WHAT YOU SHOULD DO |
The listing below should be copied in full, word for word.

(Some records)
=======

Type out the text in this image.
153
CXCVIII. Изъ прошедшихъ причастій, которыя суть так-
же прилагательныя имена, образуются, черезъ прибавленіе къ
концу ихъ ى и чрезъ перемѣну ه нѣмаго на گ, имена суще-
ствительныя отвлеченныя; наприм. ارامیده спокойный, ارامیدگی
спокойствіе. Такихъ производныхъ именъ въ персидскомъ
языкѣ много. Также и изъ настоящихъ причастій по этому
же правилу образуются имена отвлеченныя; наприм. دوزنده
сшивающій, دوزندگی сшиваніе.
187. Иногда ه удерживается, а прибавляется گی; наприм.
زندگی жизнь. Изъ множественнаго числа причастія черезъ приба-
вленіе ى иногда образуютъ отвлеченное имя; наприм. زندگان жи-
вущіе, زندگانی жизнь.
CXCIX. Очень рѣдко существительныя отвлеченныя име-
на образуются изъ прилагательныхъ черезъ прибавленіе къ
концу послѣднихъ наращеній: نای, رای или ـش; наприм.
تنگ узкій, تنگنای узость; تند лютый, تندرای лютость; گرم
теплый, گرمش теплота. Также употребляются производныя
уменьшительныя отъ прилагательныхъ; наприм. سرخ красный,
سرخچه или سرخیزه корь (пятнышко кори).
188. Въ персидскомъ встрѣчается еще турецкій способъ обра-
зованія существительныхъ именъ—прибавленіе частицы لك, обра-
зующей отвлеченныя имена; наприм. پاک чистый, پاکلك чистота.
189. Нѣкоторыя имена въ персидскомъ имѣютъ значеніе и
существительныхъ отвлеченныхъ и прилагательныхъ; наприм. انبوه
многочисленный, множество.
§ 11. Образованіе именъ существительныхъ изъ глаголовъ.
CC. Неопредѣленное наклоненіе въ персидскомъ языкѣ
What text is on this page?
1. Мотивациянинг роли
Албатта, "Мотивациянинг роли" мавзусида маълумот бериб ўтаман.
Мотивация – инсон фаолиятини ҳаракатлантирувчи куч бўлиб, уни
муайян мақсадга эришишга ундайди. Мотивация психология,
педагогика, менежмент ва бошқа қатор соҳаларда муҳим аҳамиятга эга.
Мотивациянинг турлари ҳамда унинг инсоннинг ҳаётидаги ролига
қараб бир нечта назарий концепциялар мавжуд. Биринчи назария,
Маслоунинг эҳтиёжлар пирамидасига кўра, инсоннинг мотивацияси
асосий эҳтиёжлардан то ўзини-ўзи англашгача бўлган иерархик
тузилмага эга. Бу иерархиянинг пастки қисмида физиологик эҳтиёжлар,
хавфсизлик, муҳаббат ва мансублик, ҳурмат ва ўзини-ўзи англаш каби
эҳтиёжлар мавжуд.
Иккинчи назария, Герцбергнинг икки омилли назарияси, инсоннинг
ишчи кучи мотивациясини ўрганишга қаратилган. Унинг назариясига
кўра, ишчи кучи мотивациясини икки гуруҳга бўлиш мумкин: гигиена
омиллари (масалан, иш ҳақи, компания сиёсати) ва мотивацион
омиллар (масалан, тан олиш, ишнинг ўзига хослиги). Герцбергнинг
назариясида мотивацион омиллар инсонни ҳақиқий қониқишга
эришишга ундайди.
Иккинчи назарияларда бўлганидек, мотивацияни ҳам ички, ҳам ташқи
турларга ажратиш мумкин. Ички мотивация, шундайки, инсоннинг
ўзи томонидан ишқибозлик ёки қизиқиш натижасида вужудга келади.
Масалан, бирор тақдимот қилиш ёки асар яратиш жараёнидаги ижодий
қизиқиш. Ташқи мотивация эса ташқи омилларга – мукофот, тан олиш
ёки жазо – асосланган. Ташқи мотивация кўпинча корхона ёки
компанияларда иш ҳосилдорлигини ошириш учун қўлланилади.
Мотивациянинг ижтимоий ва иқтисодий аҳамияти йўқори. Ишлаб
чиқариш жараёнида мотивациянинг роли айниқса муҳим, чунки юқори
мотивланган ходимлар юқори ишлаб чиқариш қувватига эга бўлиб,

=======

FINAL RESULT |
Type out the text in this image.
153
CXCVIII. Изъ прошедшихъ причастій, которыя суть так-
же прилагательныя имена, образуются, черезъ прибавленіе къ
концу ихъ ى и чрезъ перемѣну ه нѣмаго на گ, имена суще-
ствительныя отвлеченныя; наприм. ارامیده спокойный, ارامیدگی
спокойствіе. Такихъ производныхъ именъ въ персидскомъ
языкѣ много. Также и изъ настоящихъ причастій по этому
же правилу образуются имена отвлеченныя; наприм. دوزنده
сшивающій, دوزندگی сшиваніе.
187. Иногда ه удерживается, а прибавляется گی; наприм.
زندگی жизнь. Изъ множественнаго числа причастія черезъ приба-
вленіе ى иногда образуютъ отвлеченное имя; наприм. زندگان жи-
вущіе, زندگانی жизнь.
CXCIX. Очень рѣдко существительныя отвлеченныя име-
на образуются изъ прилагательныхъ черезъ прибавленіе къ
концу послѣднихъ наращеній: نای, رای или ـش; наприм.
تنگ узкій, تنگنای узость; تند лютый, تندرای лютость; گرم
теплый, گرمش теплота. Также употребляются производныя
уменьшительныя отъ прилагательныхъ; наприм. سرخ красный,
سرخچه или سرخیزه корь (пятнышко кори).
188. Въ персидскомъ встрѣчается еще турецкій способъ обра-
зованія существительныхъ именъ—прибавленіе частицы لك, обра-
зующей отвлеченныя имена; наприм. پاک чистый, پاکلك чистота.
189. Нѣкоторыя имена въ персидскомъ имѣютъ значеніе и
существительныхъ отвлеченныхъ и прилагательныхъ; наприм. انبوه
многочисленный, множество.
§ 11. Образованіе именъ существительныхъ изъ глаголовъ.
CC. Неопредѣленное наклоненіе въ персидскомъ языкѣ
What text is on this page?
1. Мотивациянинг роли
Албатта, "Мотивациянинг роли" мавзусида маълумот бериб ўтаман.
Мотивация – инсон фаолиятини ҳаракатлантирувчи куч бўлиб, уни
муайян мақсадга эришишга ундайди. Мотивация психология,
педагогика, менежмент ва бошқа қатор соҳаларда муҳим аҳамиятга эга.
Мотивациянинг турлари ҳамда унинг инсоннинг ҳаётидаги ролига
қараб бир нечта назарий концепциялар мавжуд. Биринчи назария,
Маслоунинг эҳтиёжлар пирамидасига кўра, инсоннинг мотивацияси
асосий эҳтиёжлардан то ўзини-ўзи англашгача бўлган иерархик
тузилмага эга. Бу иерархиянинг пастки қисмида физиологик эҳтиёжлар,
хавфсизлик, муҳаббат ва мансублик, ҳурмат ва ўзини-ўзи англаш каби
эҳтиёжлар мавжуд.
Иккинчи назария, Герцбергнинг икки омилли назарияси, инсоннинг
ишчи кучи мотивациясини ўрганишга қаратилган. Унинг назариясига
кўра, ишчи кучи мотивациясини икки гуруҳга бўлиш мумкин: гигиена
омиллари (масалан, иш ҳақи, компания сиёсати) ва мотивацион
омиллар (масалан, тан олиш, ишнинг ўзига хослиги). Герцбергнинг
назариясида мотивацион омиллар инсонни ҳақиқий қониқишга
эришишга ундайди.
Иккинчи назарияларда бўлганидек, мотивацияни ҳам ички, ҳам ташқи
турларга ажратиш мумкин. Ички мотивация, шундайки, инсоннинг
ўзи томонидан ишқибозлик ёки қизиқиш натижасида вужудга келади.
Масалан, бирор тақдимот қилиш ёки асар яратиш жараёнидаги ижодий
қизиқиш. Ташқи мотивация эса ташқи омилларга – мукофот, тан олиш
ёки жазо – асосланган. Ташқи мотивация кўпинча корхона ёки
компанияларда иш ҳосилдорлигини ошириш учун қўлланилади.
Мотивациянинг ижтимоий ва иқтисодий аҳамияти йўқори. Ишлаб
чиқариш жараёнида мотивациянинг роли айниқса муҳим, чунки юқори
мотивланган ходимлар юқори ишлаб чиқариш қувватига эга бўлиб,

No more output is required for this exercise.